=== Stated exercise ===
Repeat, line for line, the entries printed below.

....

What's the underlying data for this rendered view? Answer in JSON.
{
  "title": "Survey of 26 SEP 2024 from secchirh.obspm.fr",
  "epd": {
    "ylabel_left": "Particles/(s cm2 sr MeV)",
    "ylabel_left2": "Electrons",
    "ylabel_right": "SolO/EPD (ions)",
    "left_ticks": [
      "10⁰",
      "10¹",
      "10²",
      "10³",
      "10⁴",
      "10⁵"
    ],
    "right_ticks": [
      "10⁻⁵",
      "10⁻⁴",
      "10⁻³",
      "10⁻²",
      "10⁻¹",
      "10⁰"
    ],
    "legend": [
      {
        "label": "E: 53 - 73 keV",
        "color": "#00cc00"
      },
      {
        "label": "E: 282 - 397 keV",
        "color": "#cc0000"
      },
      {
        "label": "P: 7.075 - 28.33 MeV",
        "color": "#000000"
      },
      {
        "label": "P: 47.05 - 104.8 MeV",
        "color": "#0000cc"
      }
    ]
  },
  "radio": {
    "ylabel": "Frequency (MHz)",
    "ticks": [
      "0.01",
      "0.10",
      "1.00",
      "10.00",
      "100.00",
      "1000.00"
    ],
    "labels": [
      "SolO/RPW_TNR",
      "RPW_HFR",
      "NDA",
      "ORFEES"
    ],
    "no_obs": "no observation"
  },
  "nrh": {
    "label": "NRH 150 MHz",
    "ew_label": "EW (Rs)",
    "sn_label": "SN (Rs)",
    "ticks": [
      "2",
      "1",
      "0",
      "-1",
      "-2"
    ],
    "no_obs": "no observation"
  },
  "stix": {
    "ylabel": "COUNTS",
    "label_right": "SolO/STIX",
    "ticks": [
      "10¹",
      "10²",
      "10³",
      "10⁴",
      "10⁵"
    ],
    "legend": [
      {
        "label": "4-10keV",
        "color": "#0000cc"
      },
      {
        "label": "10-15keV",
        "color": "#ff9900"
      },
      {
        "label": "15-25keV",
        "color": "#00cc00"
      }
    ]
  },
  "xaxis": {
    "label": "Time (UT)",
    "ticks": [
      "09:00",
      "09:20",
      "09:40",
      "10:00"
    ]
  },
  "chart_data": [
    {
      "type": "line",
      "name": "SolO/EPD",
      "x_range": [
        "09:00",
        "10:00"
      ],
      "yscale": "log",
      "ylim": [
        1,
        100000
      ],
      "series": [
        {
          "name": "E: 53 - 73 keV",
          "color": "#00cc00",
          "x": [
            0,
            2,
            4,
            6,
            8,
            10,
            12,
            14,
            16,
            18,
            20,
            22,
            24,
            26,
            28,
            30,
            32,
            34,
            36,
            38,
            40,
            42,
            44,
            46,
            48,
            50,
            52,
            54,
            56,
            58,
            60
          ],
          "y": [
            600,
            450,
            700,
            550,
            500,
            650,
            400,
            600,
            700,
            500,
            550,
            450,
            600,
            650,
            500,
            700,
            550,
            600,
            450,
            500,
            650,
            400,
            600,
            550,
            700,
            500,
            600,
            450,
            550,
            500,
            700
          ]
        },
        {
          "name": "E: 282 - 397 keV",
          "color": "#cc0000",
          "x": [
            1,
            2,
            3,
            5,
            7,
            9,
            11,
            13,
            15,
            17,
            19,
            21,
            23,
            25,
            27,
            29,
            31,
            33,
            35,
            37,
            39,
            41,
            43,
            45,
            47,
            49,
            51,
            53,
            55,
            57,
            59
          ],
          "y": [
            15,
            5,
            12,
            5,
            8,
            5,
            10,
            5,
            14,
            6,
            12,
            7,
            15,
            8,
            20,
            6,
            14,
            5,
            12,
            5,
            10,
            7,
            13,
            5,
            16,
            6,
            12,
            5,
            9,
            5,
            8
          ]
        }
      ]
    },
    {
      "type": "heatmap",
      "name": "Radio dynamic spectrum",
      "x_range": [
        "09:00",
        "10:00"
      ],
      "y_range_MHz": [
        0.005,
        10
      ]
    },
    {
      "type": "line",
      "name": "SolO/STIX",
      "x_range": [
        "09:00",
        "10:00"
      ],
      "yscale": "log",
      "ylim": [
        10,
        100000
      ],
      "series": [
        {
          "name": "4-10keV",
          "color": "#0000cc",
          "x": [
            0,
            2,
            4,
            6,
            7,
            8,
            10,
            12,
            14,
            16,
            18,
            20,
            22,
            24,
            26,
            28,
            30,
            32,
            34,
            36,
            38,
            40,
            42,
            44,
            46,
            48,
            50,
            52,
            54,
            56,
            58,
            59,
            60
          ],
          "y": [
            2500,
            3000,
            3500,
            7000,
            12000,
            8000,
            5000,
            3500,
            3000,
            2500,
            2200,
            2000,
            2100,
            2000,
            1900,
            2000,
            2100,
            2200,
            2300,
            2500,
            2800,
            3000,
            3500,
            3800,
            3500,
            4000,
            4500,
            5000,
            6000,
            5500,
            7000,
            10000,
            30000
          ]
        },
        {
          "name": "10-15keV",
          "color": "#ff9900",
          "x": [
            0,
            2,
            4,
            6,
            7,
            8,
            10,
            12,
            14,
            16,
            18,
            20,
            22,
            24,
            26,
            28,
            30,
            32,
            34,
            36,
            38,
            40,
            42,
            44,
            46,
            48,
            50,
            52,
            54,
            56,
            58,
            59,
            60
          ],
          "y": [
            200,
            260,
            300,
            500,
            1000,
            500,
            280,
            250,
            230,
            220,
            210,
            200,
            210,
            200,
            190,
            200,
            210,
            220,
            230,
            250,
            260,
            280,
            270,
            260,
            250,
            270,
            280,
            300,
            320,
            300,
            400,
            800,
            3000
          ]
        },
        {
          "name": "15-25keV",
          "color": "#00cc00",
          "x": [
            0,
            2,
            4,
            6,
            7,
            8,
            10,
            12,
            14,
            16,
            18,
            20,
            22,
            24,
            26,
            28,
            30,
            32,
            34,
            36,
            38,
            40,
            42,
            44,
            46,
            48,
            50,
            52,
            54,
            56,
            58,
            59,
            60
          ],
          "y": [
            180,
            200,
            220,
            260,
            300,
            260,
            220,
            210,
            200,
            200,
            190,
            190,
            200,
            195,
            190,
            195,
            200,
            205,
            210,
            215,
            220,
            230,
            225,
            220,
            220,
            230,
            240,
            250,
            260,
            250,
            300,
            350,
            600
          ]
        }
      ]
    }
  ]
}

....

=== Exercise response ===
What's the underlying data for this rendered view? Answer in JSON.
{
  "title": "Survey of 26 SEP 2024 from secchirh.obspm.fr",
  "epd": {
    "ylabel_left": "Particles/(s cm2 sr MeV)",
    "ylabel_left2": "Electrons",
    "ylabel_right": "SolO/EPD (ions)",
    "left_ticks": [
      "10⁰",
      "10¹",
      "10²",
      "10³",
      "10⁴",
      "10⁵"
    ],
    "right_ticks": [
      "10⁻⁵",
      "10⁻⁴",
      "10⁻³",
      "10⁻²",
      "10⁻¹",
      "10⁰"
    ],
    "legend": [
      {
        "label": "E: 53 - 73 keV",
        "color": "#00cc00"
      },
      {
        "label": "E: 282 - 397 keV",
        "color": "#cc0000"
      },
      {
        "label": "P: 7.075 - 28.33 MeV",
        "color": "#000000"
      },
      {
        "label": "P: 47.05 - 104.8 MeV",
        "color": "#0000cc"
      }
    ]
  },
  "radio": {
    "ylabel": "Frequency (MHz)",
    "ticks": [
      "0.01",
      "0.10",
      "1.00",
      "10.00",
      "100.00",
      "1000.00"
    ],
    "labels": [
      "SolO/RPW_TNR",
      "RPW_HFR",
      "NDA",
      "ORFEES"
    ],
    "no_obs": "no observation"
  },
  "nrh": {
    "label": "NRH 150 MHz",
    "ew_label": "EW (Rs)",
    "sn_label": "SN (Rs)",
    "ticks": [
      "2",
      "1",
      "0",
      "-1",
      "-2"
    ],
    "no_obs": "no observation"
  },
  "stix": {
    "ylabel": "COUNTS",
    "label_right": "SolO/STIX",
    "ticks": [
      "10¹",
      "10²",
      "10³",
      "10⁴",
      "10⁵"
    ],
    "legend": [
      {
        "label": "4-10keV",
        "color": "#0000cc"
      },
      {
        "label": "10-15keV",
        "color": "#ff9900"
      },
      {
        "label": "15-25keV",
        "color": "#00cc00"
      }
    ]
  },
  "xaxis": {
    "label": "Time (UT)",
    "ticks": [
      "09:00",
      "09:20",
      "09:40",
      "10:00"
    ]
  },
  "chart_data": [
    {
      "type": "line",
      "name": "SolO/EPD",
      "x_range": [
        "09:00",
        "10:00"
      ],
      "yscale": "log",
      "ylim": [
        1,
        100000
      ],
      "series": [
        {
          "name": "E: 53 - 73 keV",
          "color": "#00cc00",
          "x": [
            0,
            2,
            4,
            6,
            8,
            10,
            12,
            14,
            16,
            18,
            20,
            22,
            24,
            26,
            28,
            30,
            32,
            34,
            36,
            38,
            40,
            42,
            44,
            46,
            48,
            50,
            52,
            54,
            56,
            58,
            60
          ],
          "y": [
            600,
            450,
            700,
            550,
            500,
            650,
            400,
            600,
            700,
            500,
            550,
            450,
            600,
            650,
            500,
            700,
            550,
            600,
            450,
            500,
            650,
            400,
            600,
            550,
            700,
            500,
            600,
            450,
            550,
            500,
            700
          ]
        },
        {
          "name": "E: 282 - 397 keV",
          "color": "#cc0000",
          "x": [
            1,
            2,
            3,
            5,
            7,
            9,
            11,
            13,
            15,
            17,
            19,
            21,
            23,
            25,
            27,
            29,
            31,
            33,
            35,
            37,
            39,
            41,
            43,
            45,
            47,
            49,
            51,
            53,
            55,
            57,
            59
          ],
          "y": [
            15,
            5,
            12,
            5,
            8,
            5,
            10,
            5,
            14,
            6,
            12,
            7,
            15,
            8,
            20,
            6,
            14,
            5,
            12,
            5,
            10,
            7,
            13,
            5,
            16,
            6,
            12,
            5,
            9,
            5,
            8
          ]
        }
      ]
    },
    {
      "type": "heatmap",
      "name": "Radio dynamic spectrum",
      "x_range": [
        "09:00",
        "10:00"
      ],
      "y_range_MHz": [
        0.005,
        10
      ]
    },
    {
      "type": "line",
      "name": "SolO/STIX",
      "x_range": [
        "09:00",
        "10:00"
      ],
      "yscale": "log",
      "ylim": [
        10,
        100000
      ],
      "series": [
        {
          "name": "4-10keV",
          "color": "#0000cc",
          "x": [
            0,
            2,
            4,
            6,
            7,
            8,
            10,
            12,
            14,
            16,
            18,
            20,
            22,
            24,
            26,
            28,
            30,
            32,
            34,
            36,
            38,
            40,
            42,
            44,
            46,
            48,
            50,
            52,
            54,
            56,
            58,
            59,
            60
          ],
          "y": [
            2500,
            3000,
            3500,
            7000,
            12000,
            8000,
            5000,
            3500,
            3000,
            2500,
            2200,
            2000,
            2100,
            2000,
            1900,
            2000,
            2100,
            2200,
            2300,
            2500,
            2800,
            3000,
            3500,
            3800,
            3500,
            4000,
            4500,
            5000,
            6000,
            5500,
            7000,
            10000,
            30000
          ]
        },
        {
          "name": "10-15keV",
          "color": "#ff9900",
          "x": [
            0,
            2,
            4,
            6,
            7,
            8,
            10,
            12,
            14,
            16,
            18,
            20,
            22,
            24,
            26,
            28,
            30,
            32,
            34,
            36,
            38,
            40,
            42,
            44,
            46,
            48,
            50,
            52,
            54,
            56,
            58,
            59,
            60
          ],
          "y": [
            200,
            260,
            300,
            500,
            1000,
            500,
            280,
            250,
            230,
            220,
            210,
            200,
            210,
            200,
            190,
            200,
            210,
            220,
            230,
            250,
            260,
            280,
            270,
            260,
            250,
            270,
            280,
            300,
            320,
            300,
            400,
            800,
            3000
          ]
        },
        {
          "name": "15-25keV",
          "color": "#00cc00",
          "x": [
            0,
            2,
            4,
            6,
            7,
            8,
            10,
            12,
            14,
            16,
            18,
            20,
            22,
            24,
            26,
            28,
            30,
            32,
            34,
            36,
            38,
            40,
            42,
            44,
            46,
            48,
            50,
            52,
            54,
            56,
            58,
            59,
            60
          ],
          "y": [
            180,
            200,
            220,
            260,
            300,
            260,
            220,
            210,
            200,
            200,
            190,
            190,
            200,
            195,
            190,
            195,
            200,
            205,
            210,
            215,
            220,
            230,
            225,
            220,
            220,
            230,
            240,
            250,
            260,
            250,
            300,
            350,
            600
          ]
        }
      ]
    }
  ]
}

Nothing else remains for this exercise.